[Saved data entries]
····················
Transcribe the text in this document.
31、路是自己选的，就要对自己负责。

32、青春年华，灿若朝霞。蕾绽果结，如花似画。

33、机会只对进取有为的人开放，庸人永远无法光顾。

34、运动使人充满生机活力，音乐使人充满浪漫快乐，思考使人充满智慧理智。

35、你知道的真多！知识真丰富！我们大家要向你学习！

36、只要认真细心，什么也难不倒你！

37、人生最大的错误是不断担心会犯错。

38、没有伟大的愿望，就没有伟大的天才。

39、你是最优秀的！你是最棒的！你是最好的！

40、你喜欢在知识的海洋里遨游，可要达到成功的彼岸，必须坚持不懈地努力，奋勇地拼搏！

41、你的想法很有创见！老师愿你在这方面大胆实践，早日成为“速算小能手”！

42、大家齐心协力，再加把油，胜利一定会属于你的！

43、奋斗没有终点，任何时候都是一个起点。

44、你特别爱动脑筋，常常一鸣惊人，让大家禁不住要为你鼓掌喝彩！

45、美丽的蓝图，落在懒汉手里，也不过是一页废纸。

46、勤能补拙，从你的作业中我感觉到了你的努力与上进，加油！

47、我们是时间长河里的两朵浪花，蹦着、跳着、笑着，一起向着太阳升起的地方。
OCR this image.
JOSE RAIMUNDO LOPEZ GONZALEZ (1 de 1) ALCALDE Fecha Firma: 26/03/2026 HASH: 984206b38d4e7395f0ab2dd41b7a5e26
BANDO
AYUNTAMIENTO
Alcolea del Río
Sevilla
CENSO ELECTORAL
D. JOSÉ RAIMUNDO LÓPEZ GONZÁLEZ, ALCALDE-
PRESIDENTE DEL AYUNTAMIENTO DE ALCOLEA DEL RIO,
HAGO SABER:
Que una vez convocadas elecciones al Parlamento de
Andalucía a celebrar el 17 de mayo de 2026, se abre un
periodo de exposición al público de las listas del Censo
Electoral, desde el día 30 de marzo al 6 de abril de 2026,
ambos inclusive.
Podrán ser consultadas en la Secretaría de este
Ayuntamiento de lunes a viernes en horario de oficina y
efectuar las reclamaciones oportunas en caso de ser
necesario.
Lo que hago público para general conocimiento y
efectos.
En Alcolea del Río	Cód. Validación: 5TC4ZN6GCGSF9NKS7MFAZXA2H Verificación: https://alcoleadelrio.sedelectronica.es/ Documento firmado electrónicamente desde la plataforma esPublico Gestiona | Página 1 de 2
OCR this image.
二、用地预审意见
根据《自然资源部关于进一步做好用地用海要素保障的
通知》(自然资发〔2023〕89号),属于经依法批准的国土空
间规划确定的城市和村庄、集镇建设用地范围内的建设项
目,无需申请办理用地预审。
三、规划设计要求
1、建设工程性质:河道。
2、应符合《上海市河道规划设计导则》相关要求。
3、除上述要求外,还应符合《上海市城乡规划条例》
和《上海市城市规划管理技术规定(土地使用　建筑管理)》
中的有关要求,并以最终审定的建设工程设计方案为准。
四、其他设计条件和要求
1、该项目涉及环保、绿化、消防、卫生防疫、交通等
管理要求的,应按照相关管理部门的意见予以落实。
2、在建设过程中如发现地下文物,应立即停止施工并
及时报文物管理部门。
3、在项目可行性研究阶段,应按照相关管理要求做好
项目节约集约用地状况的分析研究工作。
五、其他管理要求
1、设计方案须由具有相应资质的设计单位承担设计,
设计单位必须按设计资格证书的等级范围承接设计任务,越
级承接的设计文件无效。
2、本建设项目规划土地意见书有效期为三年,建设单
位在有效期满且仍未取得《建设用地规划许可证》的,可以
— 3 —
····················
**Exercise prompt**
Go through the data and gather every line that holds "desde".

**The reply**
Electoral, desde el día 30 de marzo al 6 de abril de 2026,
En Alcolea del Río	Cód. Validación: 5TC4ZN6GCGSF9NKS7MFAZXA2H Verificación: https://alcoleadelrio.sedelectronica.es/ Documento firmado electrónicamente desde la plataforma esPublico Gestiona | Página 1 de 2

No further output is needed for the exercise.